*** STORED DATA ***

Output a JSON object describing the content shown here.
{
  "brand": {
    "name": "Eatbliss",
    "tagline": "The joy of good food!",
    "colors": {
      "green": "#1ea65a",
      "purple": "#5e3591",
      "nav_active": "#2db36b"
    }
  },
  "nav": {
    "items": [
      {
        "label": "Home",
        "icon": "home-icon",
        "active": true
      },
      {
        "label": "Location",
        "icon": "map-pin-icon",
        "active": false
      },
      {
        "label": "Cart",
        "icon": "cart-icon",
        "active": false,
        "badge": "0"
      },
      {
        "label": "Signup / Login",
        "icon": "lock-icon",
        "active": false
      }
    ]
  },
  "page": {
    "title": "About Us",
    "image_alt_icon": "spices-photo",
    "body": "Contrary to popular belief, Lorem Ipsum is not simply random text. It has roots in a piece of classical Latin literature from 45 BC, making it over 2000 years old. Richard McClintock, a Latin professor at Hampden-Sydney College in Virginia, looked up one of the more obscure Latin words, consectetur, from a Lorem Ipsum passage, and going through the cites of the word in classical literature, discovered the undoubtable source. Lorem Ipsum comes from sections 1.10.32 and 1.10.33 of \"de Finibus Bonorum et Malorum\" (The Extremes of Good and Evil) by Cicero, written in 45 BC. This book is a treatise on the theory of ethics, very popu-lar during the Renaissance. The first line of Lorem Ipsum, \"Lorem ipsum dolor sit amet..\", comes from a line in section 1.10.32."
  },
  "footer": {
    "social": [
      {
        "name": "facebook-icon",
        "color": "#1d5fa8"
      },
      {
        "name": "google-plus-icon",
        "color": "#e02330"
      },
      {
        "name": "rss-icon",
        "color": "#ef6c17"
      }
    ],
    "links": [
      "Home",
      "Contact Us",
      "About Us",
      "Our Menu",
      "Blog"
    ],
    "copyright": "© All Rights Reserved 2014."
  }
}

***

_WHAT THE TASK REQUIRES_: Filter the records above for "name" and copy every matching line.

_ANSWER FOR THE TASK_:
    "name": "Eatbliss",
        "name": "facebook-icon",
        "name": "google-plus-icon",
        "name": "rss-icon",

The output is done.